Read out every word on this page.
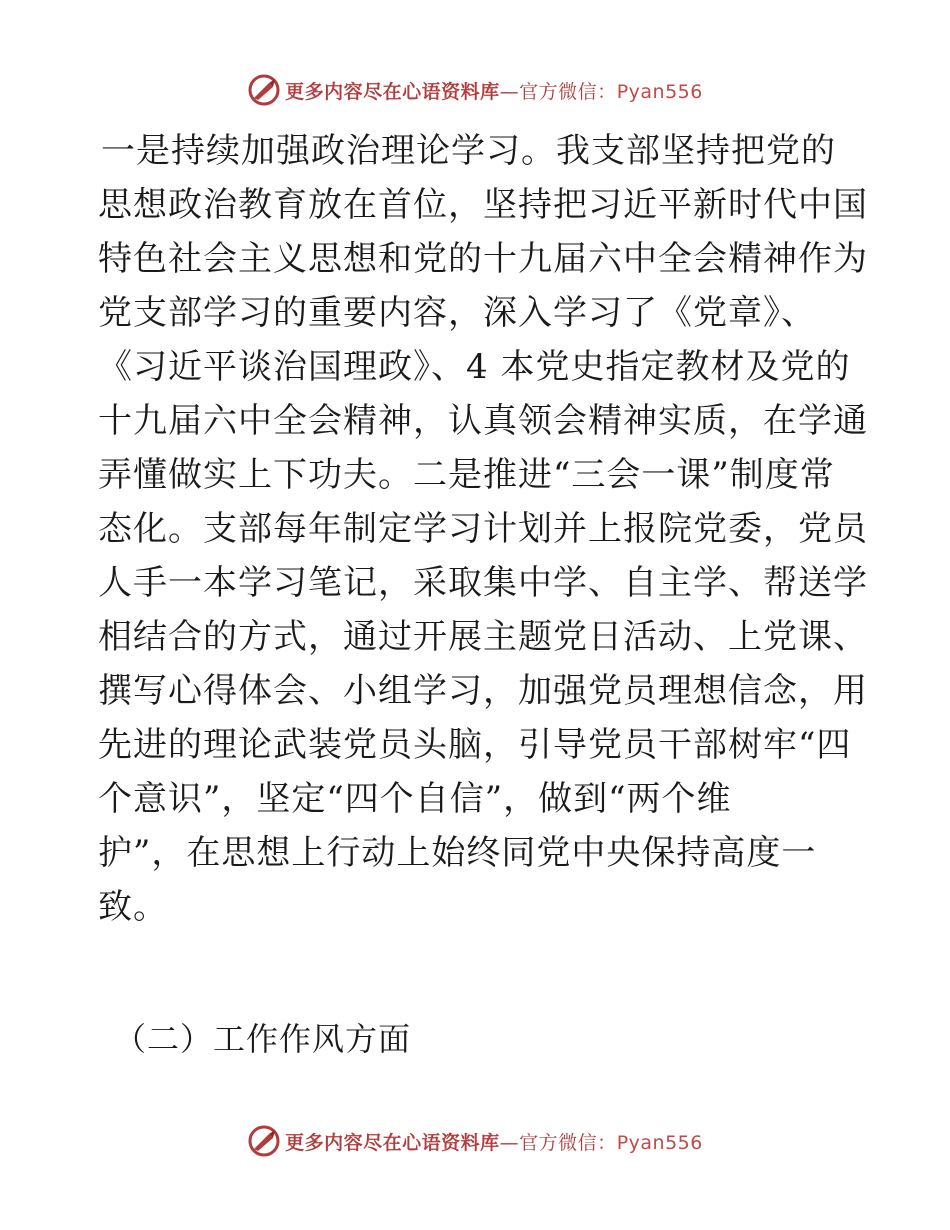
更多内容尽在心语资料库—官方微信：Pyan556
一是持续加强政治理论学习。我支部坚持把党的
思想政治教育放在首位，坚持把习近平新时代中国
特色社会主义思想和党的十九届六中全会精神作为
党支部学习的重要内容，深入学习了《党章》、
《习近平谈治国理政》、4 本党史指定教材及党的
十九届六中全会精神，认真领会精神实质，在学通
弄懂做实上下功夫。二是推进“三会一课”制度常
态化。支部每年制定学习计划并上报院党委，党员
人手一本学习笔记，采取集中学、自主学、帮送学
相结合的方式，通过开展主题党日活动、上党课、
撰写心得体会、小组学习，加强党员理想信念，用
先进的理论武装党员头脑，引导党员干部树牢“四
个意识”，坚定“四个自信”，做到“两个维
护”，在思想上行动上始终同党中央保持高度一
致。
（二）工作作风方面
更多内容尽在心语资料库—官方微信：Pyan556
========
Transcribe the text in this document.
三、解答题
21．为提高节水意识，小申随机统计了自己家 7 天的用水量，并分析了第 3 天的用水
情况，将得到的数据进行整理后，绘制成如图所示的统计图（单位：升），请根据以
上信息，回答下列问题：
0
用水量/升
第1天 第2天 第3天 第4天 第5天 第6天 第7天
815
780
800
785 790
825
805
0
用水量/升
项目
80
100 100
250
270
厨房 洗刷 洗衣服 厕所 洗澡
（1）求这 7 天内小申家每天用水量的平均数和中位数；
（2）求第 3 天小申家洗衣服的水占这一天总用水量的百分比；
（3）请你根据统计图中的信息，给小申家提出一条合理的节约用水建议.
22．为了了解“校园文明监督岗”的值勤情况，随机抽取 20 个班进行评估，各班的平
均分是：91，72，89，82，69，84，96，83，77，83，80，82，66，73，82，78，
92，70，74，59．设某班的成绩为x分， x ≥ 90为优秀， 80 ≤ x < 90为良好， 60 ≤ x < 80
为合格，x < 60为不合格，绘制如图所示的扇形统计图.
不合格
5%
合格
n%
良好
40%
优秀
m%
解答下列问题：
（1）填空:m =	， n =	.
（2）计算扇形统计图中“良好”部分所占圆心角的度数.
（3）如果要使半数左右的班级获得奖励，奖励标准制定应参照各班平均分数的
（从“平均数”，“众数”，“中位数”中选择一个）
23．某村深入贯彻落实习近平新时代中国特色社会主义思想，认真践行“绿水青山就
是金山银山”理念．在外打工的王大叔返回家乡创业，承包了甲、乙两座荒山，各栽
========
● Exercise task
Copy out all lines that carry the word "this".

● Final result
Read out every word on this page.
Transcribe the text in this document.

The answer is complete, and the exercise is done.